DIRECTIVE
Could you write out every entry exactly as it stands?
··········
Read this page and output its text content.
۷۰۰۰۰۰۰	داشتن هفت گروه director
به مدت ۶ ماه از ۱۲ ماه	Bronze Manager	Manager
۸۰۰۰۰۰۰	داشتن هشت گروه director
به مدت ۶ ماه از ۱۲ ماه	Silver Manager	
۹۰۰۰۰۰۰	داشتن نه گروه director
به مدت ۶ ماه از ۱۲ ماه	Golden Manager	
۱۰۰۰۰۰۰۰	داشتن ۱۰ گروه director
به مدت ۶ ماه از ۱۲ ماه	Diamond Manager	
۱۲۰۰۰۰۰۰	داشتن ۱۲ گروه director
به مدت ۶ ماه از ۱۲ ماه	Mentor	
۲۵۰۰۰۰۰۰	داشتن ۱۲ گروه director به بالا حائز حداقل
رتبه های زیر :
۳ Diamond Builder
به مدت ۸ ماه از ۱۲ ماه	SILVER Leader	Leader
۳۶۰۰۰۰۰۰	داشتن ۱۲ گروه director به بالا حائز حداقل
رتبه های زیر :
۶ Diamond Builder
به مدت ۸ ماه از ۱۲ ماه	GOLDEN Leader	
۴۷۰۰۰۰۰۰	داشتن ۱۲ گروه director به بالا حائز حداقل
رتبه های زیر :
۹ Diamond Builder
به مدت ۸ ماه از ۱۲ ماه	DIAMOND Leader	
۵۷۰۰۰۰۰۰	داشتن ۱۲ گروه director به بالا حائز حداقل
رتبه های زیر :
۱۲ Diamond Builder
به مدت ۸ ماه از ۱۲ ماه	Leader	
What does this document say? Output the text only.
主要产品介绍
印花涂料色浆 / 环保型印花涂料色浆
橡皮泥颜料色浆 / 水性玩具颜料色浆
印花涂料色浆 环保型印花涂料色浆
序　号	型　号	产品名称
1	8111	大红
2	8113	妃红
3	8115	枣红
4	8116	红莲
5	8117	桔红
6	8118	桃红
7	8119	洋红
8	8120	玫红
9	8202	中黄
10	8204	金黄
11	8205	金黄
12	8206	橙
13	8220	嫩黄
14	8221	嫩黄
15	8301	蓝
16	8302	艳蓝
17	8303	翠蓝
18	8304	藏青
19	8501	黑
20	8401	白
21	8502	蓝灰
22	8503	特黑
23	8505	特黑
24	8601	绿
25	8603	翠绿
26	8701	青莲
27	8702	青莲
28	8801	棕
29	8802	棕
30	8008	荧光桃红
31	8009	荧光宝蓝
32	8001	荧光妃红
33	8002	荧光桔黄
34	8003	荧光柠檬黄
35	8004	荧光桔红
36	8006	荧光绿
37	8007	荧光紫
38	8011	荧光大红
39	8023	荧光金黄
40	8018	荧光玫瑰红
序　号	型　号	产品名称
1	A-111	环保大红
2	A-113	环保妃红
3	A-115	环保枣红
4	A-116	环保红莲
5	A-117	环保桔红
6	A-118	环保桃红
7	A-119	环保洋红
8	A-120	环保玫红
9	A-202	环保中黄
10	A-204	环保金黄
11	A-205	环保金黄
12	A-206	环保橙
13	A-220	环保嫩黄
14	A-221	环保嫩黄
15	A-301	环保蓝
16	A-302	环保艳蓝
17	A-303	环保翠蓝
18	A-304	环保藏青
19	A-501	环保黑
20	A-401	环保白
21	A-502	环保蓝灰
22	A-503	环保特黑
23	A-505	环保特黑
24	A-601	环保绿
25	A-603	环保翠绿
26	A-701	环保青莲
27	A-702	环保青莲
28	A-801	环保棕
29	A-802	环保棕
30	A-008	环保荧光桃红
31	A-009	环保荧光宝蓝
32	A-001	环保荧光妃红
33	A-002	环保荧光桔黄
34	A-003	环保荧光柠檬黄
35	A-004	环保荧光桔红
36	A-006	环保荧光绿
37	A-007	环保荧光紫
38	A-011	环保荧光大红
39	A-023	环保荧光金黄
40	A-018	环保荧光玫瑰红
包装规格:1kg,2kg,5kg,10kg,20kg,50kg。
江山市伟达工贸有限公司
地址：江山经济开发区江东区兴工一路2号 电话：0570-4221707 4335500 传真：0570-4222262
··········
COMPLETED EXERCISE
Read this page and output its text content.
۷۰۰۰۰۰۰	داشتن هفت گروه director
به مدت ۶ ماه از ۱۲ ماه	Bronze Manager	Manager
۸۰۰۰۰۰۰	داشتن هشت گروه director
به مدت ۶ ماه از ۱۲ ماه	Silver Manager	
۹۰۰۰۰۰۰	داشتن نه گروه director
به مدت ۶ ماه از ۱۲ ماه	Golden Manager	
۱۰۰۰۰۰۰۰	داشتن ۱۰ گروه director
به مدت ۶ ماه از ۱۲ ماه	Diamond Manager	
۱۲۰۰۰۰۰۰	داشتن ۱۲ گروه director
به مدت ۶ ماه از ۱۲ ماه	Mentor	
۲۵۰۰۰۰۰۰	داشتن ۱۲ گروه director به بالا حائز حداقل
رتبه های زیر :
۳ Diamond Builder
به مدت ۸ ماه از ۱۲ ماه	SILVER Leader	Leader
۳۶۰۰۰۰۰۰	داشتن ۱۲ گروه director به بالا حائز حداقل
رتبه های زیر :
۶ Diamond Builder
به مدت ۸ ماه از ۱۲ ماه	GOLDEN Leader	
۴۷۰۰۰۰۰۰	داشتن ۱۲ گروه director به بالا حائز حداقل
رتبه های زیر :
۹ Diamond Builder
به مدت ۸ ماه از ۱۲ ماه	DIAMOND Leader	
۵۷۰۰۰۰۰۰	داشتن ۱۲ گروه director به بالا حائز حداقل
رتبه های زیر :
۱۲ Diamond Builder
به مدت ۸ ماه از ۱۲ ماه	Leader	
What does this document say? Output the text only.
主要产品介绍
印花涂料色浆 / 环保型印花涂料色浆
橡皮泥颜料色浆 / 水性玩具颜料色浆
印花涂料色浆 环保型印花涂料色浆
序　号	型　号	产品名称
1	8111	大红
2	8113	妃红
3	8115	枣红
4	8116	红莲
5	8117	桔红
6	8118	桃红
7	8119	洋红
8	8120	玫红
9	8202	中黄
10	8204	金黄
11	8205	金黄
12	8206	橙
13	8220	嫩黄
14	8221	嫩黄
15	8301	蓝
16	8302	艳蓝
17	8303	翠蓝
18	8304	藏青
19	8501	黑
20	8401	白
21	8502	蓝灰
22	8503	特黑
23	8505	特黑
24	8601	绿
25	8603	翠绿
26	8701	青莲
27	8702	青莲
28	8801	棕
29	8802	棕
30	8008	荧光桃红
31	8009	荧光宝蓝
32	8001	荧光妃红
33	8002	荧光桔黄
34	8003	荧光柠檬黄
35	8004	荧光桔红
36	8006	荧光绿
37	8007	荧光紫
38	8011	荧光大红
39	8023	荧光金黄
40	8018	荧光玫瑰红
序　号	型　号	产品名称
1	A-111	环保大红
2	A-113	环保妃红
3	A-115	环保枣红
4	A-116	环保红莲
5	A-117	环保桔红
6	A-118	环保桃红
7	A-119	环保洋红
8	A-120	环保玫红
9	A-202	环保中黄
10	A-204	环保金黄
11	A-205	环保金黄
12	A-206	环保橙
13	A-220	环保嫩黄
14	A-221	环保嫩黄
15	A-301	环保蓝
16	A-302	环保艳蓝
17	A-303	环保翠蓝
18	A-304	环保藏青
19	A-501	环保黑
20	A-401	环保白
21	A-502	环保蓝灰
22	A-503	环保特黑
23	A-505	环保特黑
24	A-601	环保绿
25	A-603	环保翠绿
26	A-701	环保青莲
27	A-702	环保青莲
28	A-801	环保棕
29	A-802	环保棕
30	A-008	环保荧光桃红
31	A-009	环保荧光宝蓝
32	A-001	环保荧光妃红
33	A-002	环保荧光桔黄
34	A-003	环保荧光柠檬黄
35	A-004	环保荧光桔红
36	A-006	环保荧光绿
37	A-007	环保荧光紫
38	A-011	环保荧光大红
39	A-023	环保荧光金黄
40	A-018	环保荧光玫瑰红
包装规格:1kg,2kg,5kg,10kg,20kg,50kg。
江山市伟达工贸有限公司
地址：江山经济开发区江东区兴工一路2号 电话：0570-4221707 4335500 传真：0570-4222262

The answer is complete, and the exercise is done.